Find the word "Road" in the data. Return every line where it appears.
##### Material supplied #####
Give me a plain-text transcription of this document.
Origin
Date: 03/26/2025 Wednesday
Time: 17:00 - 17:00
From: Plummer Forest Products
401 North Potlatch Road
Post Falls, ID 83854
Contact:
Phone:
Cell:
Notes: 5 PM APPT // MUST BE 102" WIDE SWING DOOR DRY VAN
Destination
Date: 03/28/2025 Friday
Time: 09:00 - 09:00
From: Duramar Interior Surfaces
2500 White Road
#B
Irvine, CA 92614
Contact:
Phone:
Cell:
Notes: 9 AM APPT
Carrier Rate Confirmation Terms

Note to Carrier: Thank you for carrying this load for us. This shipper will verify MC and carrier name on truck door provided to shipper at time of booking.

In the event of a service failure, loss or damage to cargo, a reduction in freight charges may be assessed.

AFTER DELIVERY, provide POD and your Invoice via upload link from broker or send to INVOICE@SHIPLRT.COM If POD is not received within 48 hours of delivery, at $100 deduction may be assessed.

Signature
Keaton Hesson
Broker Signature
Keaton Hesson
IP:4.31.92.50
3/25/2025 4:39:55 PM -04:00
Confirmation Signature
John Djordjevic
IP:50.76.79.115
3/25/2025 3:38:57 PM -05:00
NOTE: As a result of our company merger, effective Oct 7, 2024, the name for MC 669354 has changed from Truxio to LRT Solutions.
#####
- **Exercise solution**
401 North Potlatch Road
2500 White Road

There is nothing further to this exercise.